• _Objective_
Each entry should be quoted word for word, including every mark of punctuation.

• _Provided data_
>>>

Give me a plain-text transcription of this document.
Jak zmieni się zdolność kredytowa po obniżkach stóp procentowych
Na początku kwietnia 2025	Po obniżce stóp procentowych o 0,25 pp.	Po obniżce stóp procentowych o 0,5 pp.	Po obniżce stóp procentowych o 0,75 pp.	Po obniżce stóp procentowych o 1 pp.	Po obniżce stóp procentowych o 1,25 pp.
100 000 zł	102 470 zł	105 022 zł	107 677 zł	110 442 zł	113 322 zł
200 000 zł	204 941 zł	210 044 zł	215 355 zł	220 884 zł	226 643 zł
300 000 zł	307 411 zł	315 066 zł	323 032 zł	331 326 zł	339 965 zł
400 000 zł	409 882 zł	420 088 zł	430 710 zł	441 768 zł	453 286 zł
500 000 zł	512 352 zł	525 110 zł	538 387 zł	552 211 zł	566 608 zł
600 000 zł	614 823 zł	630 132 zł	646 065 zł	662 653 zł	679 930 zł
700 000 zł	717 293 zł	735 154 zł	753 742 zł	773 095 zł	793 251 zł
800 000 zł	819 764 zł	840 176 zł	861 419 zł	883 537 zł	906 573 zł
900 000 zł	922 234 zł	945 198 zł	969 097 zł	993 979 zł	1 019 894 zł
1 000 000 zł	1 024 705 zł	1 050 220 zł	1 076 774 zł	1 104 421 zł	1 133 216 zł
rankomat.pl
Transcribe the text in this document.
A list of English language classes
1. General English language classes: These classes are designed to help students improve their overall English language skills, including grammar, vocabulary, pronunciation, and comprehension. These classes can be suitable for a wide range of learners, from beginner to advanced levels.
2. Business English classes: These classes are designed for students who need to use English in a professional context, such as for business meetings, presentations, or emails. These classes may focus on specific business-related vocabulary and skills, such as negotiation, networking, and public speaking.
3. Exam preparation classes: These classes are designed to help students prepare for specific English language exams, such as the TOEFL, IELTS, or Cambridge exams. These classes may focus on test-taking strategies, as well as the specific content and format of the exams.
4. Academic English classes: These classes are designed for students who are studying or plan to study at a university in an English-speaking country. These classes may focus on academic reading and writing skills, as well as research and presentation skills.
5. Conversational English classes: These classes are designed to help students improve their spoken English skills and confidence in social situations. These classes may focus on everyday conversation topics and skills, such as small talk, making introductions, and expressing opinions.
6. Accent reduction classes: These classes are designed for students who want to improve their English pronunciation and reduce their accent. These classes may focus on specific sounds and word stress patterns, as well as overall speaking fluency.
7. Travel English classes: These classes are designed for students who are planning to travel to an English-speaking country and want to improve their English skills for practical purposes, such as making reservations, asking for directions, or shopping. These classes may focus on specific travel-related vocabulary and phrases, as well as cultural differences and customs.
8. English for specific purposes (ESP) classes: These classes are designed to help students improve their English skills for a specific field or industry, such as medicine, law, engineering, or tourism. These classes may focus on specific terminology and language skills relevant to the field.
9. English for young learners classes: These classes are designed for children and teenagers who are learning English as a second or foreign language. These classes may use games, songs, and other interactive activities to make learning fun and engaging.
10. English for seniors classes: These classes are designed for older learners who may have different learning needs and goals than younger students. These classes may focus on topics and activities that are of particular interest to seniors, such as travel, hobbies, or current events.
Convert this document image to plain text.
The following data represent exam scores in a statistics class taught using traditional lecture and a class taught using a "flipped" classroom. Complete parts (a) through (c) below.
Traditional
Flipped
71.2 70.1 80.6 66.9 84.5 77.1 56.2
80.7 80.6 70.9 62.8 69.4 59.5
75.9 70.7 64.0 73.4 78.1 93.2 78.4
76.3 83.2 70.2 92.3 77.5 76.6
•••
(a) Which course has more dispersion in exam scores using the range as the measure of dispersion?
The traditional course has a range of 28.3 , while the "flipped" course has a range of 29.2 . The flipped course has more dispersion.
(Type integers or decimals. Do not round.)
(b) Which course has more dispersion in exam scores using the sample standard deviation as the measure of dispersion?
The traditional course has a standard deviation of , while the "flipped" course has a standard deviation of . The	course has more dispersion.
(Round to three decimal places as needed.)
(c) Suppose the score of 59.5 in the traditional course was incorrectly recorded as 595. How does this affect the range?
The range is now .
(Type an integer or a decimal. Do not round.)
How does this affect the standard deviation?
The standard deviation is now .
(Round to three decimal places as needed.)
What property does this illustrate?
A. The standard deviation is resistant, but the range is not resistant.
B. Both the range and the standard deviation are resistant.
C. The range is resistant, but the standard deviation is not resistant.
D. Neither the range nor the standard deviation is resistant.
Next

<<<

• _Task output_
Give me a plain-text transcription of this document.
Jak zmieni się zdolność kredytowa po obniżkach stóp procentowych
Na początku kwietnia 2025	Po obniżce stóp procentowych o 0,25 pp.	Po obniżce stóp procentowych o 0,5 pp.	Po obniżce stóp procentowych o 0,75 pp.	Po obniżce stóp procentowych o 1 pp.	Po obniżce stóp procentowych o 1,25 pp.
100 000 zł	102 470 zł	105 022 zł	107 677 zł	110 442 zł	113 322 zł
200 000 zł	204 941 zł	210 044 zł	215 355 zł	220 884 zł	226 643 zł
300 000 zł	307 411 zł	315 066 zł	323 032 zł	331 326 zł	339 965 zł
400 000 zł	409 882 zł	420 088 zł	430 710 zł	441 768 zł	453 286 zł
500 000 zł	512 352 zł	525 110 zł	538 387 zł	552 211 zł	566 608 zł
600 000 zł	614 823 zł	630 132 zł	646 065 zł	662 653 zł	679 930 zł
700 000 zł	717 293 zł	735 154 zł	753 742 zł	773 095 zł	793 251 zł
800 000 zł	819 764 zł	840 176 zł	861 419 zł	883 537 zł	906 573 zł
900 000 zł	922 234 zł	945 198 zł	969 097 zł	993 979 zł	1 019 894 zł
1 000 000 zł	1 024 705 zł	1 050 220 zł	1 076 774 zł	1 104 421 zł	1 133 216 zł
rankomat.pl
Transcribe the text in this document.
A list of English language classes
1. General English language classes: These classes are designed to help students improve their overall English language skills, including grammar, vocabulary, pronunciation, and comprehension. These classes can be suitable for a wide range of learners, from beginner to advanced levels.
2. Business English classes: These classes are designed for students who need to use English in a professional context, such as for business meetings, presentations, or emails. These classes may focus on specific business-related vocabulary and skills, such as negotiation, networking, and public speaking.
3. Exam preparation classes: These classes are designed to help students prepare for specific English language exams, such as the TOEFL, IELTS, or Cambridge exams. These classes may focus on test-taking strategies, as well as the specific content and format of the exams.
4. Academic English classes: These classes are designed for students who are studying or plan to study at a university in an English-speaking country. These classes may focus on academic reading and writing skills, as well as research and presentation skills.
5. Conversational English classes: These classes are designed to help students improve their spoken English skills and confidence in social situations. These classes may focus on everyday conversation topics and skills, such as small talk, making introductions, and expressing opinions.
6. Accent reduction classes: These classes are designed for students who want to improve their English pronunciation and reduce their accent. These classes may focus on specific sounds and word stress patterns, as well as overall speaking fluency.
7. Travel English classes: These classes are designed for students who are planning to travel to an English-speaking country and want to improve their English skills for practical purposes, such as making reservations, asking for directions, or shopping. These classes may focus on specific travel-related vocabulary and phrases, as well as cultural differences and customs.
8. English for specific purposes (ESP) classes: These classes are designed to help students improve their English skills for a specific field or industry, such as medicine, law, engineering, or tourism. These classes may focus on specific terminology and language skills relevant to the field.
9. English for young learners classes: These classes are designed for children and teenagers who are learning English as a second or foreign language. These classes may use games, songs, and other interactive activities to make learning fun and engaging.
10. English for seniors classes: These classes are designed for older learners who may have different learning needs and goals than younger students. These classes may focus on topics and activities that are of particular interest to seniors, such as travel, hobbies, or current events.
Convert this document image to plain text.
The following data represent exam scores in a statistics class taught using traditional lecture and a class taught using a "flipped" classroom. Complete parts (a) through (c) below.
Traditional
Flipped
71.2 70.1 80.6 66.9 84.5 77.1 56.2
80.7 80.6 70.9 62.8 69.4 59.5
75.9 70.7 64.0 73.4 78.1 93.2 78.4
76.3 83.2 70.2 92.3 77.5 76.6
•••
(a) Which course has more dispersion in exam scores using the range as the measure of dispersion?
The traditional course has a range of 28.3 , while the "flipped" course has a range of 29.2 . The flipped course has more dispersion.
(Type integers or decimals. Do not round.)
(b) Which course has more dispersion in exam scores using the sample standard deviation as the measure of dispersion?
The traditional course has a standard deviation of , while the "flipped" course has a standard deviation of . The	course has more dispersion.
(Round to three decimal places as needed.)
(c) Suppose the score of 59.5 in the traditional course was incorrectly recorded as 595. How does this affect the range?
The range is now .
(Type an integer or a decimal. Do not round.)
How does this affect the standard deviation?
The standard deviation is now .
(Round to three decimal places as needed.)
What property does this illustrate?
A. The standard deviation is resistant, but the range is not resistant.
B. Both the range and the standard deviation are resistant.
C. The range is resistant, but the standard deviation is not resistant.
D. Neither the range nor the standard deviation is resistant.
Next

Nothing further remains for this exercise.